→ WRITTEN PROBLEM
Print all the records exactly, please.

## START PROVIDED DATA

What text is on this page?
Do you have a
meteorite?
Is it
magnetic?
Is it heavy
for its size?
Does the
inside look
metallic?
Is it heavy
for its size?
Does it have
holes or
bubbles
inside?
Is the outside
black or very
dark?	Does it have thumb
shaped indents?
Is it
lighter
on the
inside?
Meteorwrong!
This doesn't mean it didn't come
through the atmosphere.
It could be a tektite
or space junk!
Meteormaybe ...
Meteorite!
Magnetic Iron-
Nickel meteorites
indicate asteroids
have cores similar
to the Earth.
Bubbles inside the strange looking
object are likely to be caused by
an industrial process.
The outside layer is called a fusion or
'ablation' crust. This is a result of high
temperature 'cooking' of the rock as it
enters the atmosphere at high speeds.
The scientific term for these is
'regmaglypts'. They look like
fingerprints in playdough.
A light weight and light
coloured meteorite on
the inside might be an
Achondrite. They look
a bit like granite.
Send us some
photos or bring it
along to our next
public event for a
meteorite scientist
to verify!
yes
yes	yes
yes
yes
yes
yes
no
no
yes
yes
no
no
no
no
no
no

## END PROVIDED DATA

→ ANSWER TO THE EXERCISE
What text is on this page?
Do you have a
meteorite?
Is it
magnetic?
Is it heavy
for its size?
Does the
inside look
metallic?
Is it heavy
for its size?
Does it have
holes or
bubbles
inside?
Is the outside
black or very
dark?	Does it have thumb
shaped indents?
Is it
lighter
on the
inside?
Meteorwrong!
This doesn't mean it didn't come
through the atmosphere.
It could be a tektite
or space junk!
Meteormaybe ...
Meteorite!
Magnetic Iron-
Nickel meteorites
indicate asteroids
have cores similar
to the Earth.
Bubbles inside the strange looking
object are likely to be caused by
an industrial process.
The outside layer is called a fusion or
'ablation' crust. This is a result of high
temperature 'cooking' of the rock as it
enters the atmosphere at high speeds.
The scientific term for these is
'regmaglypts'. They look like
fingerprints in playdough.
A light weight and light
coloured meteorite on
the inside might be an
Achondrite. They look
a bit like granite.
Send us some
photos or bring it
along to our next
public event for a
meteorite scientist
to verify!
yes
yes	yes
yes
yes
yes
yes
no
no
yes
yes
no
no
no
no
no
no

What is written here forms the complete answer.